** START OF Provided data **
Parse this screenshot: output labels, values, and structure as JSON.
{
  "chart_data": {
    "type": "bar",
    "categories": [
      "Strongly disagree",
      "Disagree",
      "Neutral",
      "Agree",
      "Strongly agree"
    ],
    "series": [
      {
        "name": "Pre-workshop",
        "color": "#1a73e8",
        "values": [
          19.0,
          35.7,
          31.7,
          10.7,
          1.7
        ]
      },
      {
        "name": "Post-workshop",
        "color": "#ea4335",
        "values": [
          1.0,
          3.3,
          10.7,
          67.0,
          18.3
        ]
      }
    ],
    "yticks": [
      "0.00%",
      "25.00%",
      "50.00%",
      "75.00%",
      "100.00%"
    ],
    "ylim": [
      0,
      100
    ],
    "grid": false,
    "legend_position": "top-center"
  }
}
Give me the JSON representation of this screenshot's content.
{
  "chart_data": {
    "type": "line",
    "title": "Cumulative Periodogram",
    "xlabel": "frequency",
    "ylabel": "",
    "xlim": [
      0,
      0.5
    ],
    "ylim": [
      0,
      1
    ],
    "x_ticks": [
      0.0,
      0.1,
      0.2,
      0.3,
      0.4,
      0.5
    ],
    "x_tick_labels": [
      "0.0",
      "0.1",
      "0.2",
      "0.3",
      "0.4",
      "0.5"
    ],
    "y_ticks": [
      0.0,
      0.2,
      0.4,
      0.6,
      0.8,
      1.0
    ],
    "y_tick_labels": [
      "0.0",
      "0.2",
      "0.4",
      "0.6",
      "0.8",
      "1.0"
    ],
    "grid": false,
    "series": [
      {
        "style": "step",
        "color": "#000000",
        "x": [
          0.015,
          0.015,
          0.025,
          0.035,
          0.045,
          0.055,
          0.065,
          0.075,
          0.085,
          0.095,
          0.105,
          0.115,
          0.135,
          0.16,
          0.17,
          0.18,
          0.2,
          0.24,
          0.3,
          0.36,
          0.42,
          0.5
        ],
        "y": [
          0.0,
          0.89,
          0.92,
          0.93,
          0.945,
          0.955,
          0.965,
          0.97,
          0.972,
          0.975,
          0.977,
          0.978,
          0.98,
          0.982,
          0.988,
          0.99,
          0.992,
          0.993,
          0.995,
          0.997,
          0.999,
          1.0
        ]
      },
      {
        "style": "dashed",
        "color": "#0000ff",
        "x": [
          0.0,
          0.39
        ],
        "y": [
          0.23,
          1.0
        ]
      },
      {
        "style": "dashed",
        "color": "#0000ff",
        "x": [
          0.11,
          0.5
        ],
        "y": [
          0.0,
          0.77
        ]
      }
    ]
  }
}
** END OF Provided data **
**Objective:** Using the listing, collect all lines in which the string "color" is found.

**Worked solution:**
        "color": "#1a73e8",
        "color": "#ea4335",
        "color": "#000000",
        "color": "#0000ff",
        "color": "#0000ff",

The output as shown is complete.